[Problem statement] Word for word, quote all of the material, omitting the pictures.

* Begin Material provided *

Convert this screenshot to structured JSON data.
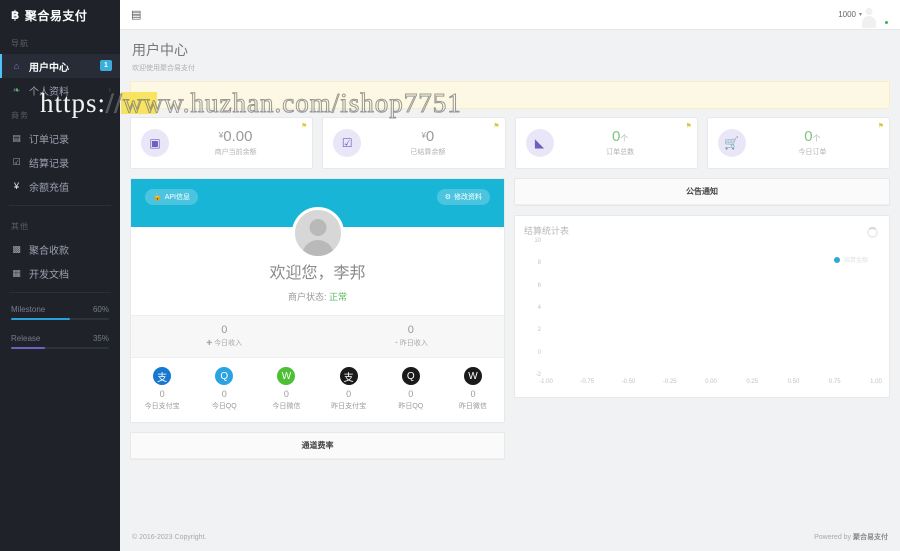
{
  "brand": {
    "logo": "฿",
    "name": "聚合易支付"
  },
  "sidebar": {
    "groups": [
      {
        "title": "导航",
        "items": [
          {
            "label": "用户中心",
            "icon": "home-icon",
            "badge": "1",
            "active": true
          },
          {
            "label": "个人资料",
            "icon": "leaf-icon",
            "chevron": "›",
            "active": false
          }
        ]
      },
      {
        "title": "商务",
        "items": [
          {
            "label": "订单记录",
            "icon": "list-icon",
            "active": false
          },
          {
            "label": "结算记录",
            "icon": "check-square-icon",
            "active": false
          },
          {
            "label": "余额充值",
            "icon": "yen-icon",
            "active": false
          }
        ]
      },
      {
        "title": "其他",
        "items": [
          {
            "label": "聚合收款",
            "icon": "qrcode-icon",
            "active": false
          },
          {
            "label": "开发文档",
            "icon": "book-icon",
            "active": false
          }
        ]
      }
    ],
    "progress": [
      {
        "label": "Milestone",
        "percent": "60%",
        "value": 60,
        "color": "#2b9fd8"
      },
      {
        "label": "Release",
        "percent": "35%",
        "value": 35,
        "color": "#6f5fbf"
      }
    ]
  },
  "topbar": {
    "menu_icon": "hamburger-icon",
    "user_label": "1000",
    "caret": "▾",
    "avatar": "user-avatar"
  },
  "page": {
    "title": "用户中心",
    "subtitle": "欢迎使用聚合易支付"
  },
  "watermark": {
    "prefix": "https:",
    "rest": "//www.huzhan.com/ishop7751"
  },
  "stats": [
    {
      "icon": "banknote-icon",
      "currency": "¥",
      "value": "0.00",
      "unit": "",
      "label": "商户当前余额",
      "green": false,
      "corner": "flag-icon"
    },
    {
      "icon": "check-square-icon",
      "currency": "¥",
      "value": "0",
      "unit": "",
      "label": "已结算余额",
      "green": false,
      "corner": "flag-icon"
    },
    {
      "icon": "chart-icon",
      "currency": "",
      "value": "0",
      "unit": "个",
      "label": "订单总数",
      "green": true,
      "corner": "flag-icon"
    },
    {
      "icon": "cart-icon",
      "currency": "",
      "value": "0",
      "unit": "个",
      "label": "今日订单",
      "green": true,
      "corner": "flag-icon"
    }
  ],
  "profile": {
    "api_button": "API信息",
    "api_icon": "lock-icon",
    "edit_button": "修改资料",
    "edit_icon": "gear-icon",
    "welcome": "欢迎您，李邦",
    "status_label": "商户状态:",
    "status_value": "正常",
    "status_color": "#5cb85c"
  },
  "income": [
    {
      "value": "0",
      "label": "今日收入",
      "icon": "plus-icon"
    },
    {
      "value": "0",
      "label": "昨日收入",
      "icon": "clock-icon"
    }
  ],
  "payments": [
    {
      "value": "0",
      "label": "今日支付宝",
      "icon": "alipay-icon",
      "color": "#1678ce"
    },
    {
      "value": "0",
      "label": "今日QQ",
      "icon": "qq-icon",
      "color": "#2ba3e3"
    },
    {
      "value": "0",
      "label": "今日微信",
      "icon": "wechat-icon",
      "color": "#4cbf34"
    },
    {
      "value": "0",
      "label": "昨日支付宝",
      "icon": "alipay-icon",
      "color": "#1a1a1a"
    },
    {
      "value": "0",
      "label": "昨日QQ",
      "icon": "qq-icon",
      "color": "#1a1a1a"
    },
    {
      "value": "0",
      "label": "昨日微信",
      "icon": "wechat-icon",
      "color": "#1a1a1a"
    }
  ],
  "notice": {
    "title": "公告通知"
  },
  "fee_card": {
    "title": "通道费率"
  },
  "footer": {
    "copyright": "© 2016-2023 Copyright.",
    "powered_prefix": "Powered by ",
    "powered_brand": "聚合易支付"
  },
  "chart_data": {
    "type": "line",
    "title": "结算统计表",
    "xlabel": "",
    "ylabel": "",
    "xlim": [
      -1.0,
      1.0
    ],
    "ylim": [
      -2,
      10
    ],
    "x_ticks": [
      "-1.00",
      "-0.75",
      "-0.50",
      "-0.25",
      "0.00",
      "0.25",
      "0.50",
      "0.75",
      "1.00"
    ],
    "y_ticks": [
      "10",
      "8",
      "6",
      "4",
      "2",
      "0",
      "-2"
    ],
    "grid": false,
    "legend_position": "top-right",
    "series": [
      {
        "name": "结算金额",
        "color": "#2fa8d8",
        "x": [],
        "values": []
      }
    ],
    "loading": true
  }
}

* End Material provided *

[Expected output]
Convert this screenshot to structured JSON data.
{
  "brand": {
    "logo": "฿",
    "name": "聚合易支付"
  },
  "sidebar": {
    "groups": [
      {
        "title": "导航",
        "items": [
          {
            "label": "用户中心",
            "icon": "home-icon",
            "badge": "1",
            "active": true
          },
          {
            "label": "个人资料",
            "icon": "leaf-icon",
            "chevron": "›",
            "active": false
          }
        ]
      },
      {
        "title": "商务",
        "items": [
          {
            "label": "订单记录",
            "icon": "list-icon",
            "active": false
          },
          {
            "label": "结算记录",
            "icon": "check-square-icon",
            "active": false
          },
          {
            "label": "余额充值",
            "icon": "yen-icon",
            "active": false
          }
        ]
      },
      {
        "title": "其他",
        "items": [
          {
            "label": "聚合收款",
            "icon": "qrcode-icon",
            "active": false
          },
          {
            "label": "开发文档",
            "icon": "book-icon",
            "active": false
          }
        ]
      }
    ],
    "progress": [
      {
        "label": "Milestone",
        "percent": "60%",
        "value": 60,
        "color": "#2b9fd8"
      },
      {
        "label": "Release",
        "percent": "35%",
        "value": 35,
        "color": "#6f5fbf"
      }
    ]
  },
  "topbar": {
    "menu_icon": "hamburger-icon",
    "user_label": "1000",
    "caret": "▾",
    "avatar": "user-avatar"
  },
  "page": {
    "title": "用户中心",
    "subtitle": "欢迎使用聚合易支付"
  },
  "watermark": {
    "prefix": "https:",
    "rest": "//www.huzhan.com/ishop7751"
  },
  "stats": [
    {
      "icon": "banknote-icon",
      "currency": "¥",
      "value": "0.00",
      "unit": "",
      "label": "商户当前余额",
      "green": false,
      "corner": "flag-icon"
    },
    {
      "icon": "check-square-icon",
      "currency": "¥",
      "value": "0",
      "unit": "",
      "label": "已结算余额",
      "green": false,
      "corner": "flag-icon"
    },
    {
      "icon": "chart-icon",
      "currency": "",
      "value": "0",
      "unit": "个",
      "label": "订单总数",
      "green": true,
      "corner": "flag-icon"
    },
    {
      "icon": "cart-icon",
      "currency": "",
      "value": "0",
      "unit": "个",
      "label": "今日订单",
      "green": true,
      "corner": "flag-icon"
    }
  ],
  "profile": {
    "api_button": "API信息",
    "api_icon": "lock-icon",
    "edit_button": "修改资料",
    "edit_icon": "gear-icon",
    "welcome": "欢迎您，李邦",
    "status_label": "商户状态:",
    "status_value": "正常",
    "status_color": "#5cb85c"
  },
  "income": [
    {
      "value": "0",
      "label": "今日收入",
      "icon": "plus-icon"
    },
    {
      "value": "0",
      "label": "昨日收入",
      "icon": "clock-icon"
    }
  ],
  "payments": [
    {
      "value": "0",
      "label": "今日支付宝",
      "icon": "alipay-icon",
      "color": "#1678ce"
    },
    {
      "value": "0",
      "label": "今日QQ",
      "icon": "qq-icon",
      "color": "#2ba3e3"
    },
    {
      "value": "0",
      "label": "今日微信",
      "icon": "wechat-icon",
      "color": "#4cbf34"
    },
    {
      "value": "0",
      "label": "昨日支付宝",
      "icon": "alipay-icon",
      "color": "#1a1a1a"
    },
    {
      "value": "0",
      "label": "昨日QQ",
      "icon": "qq-icon",
      "color": "#1a1a1a"
    },
    {
      "value": "0",
      "label": "昨日微信",
      "icon": "wechat-icon",
      "color": "#1a1a1a"
    }
  ],
  "notice": {
    "title": "公告通知"
  },
  "fee_card": {
    "title": "通道费率"
  },
  "footer": {
    "copyright": "© 2016-2023 Copyright.",
    "powered_prefix": "Powered by ",
    "powered_brand": "聚合易支付"
  },
  "chart_data": {
    "type": "line",
    "title": "结算统计表",
    "xlabel": "",
    "ylabel": "",
    "xlim": [
      -1.0,
      1.0
    ],
    "ylim": [
      -2,
      10
    ],
    "x_ticks": [
      "-1.00",
      "-0.75",
      "-0.50",
      "-0.25",
      "0.00",
      "0.25",
      "0.50",
      "0.75",
      "1.00"
    ],
    "y_ticks": [
      "10",
      "8",
      "6",
      "4",
      "2",
      "0",
      "-2"
    ],
    "grid": false,
    "legend_position": "top-right",
    "series": [
      {
        "name": "结算金额",
        "color": "#2fa8d8",
        "x": [],
        "values": []
      }
    ],
    "loading": true
  }
}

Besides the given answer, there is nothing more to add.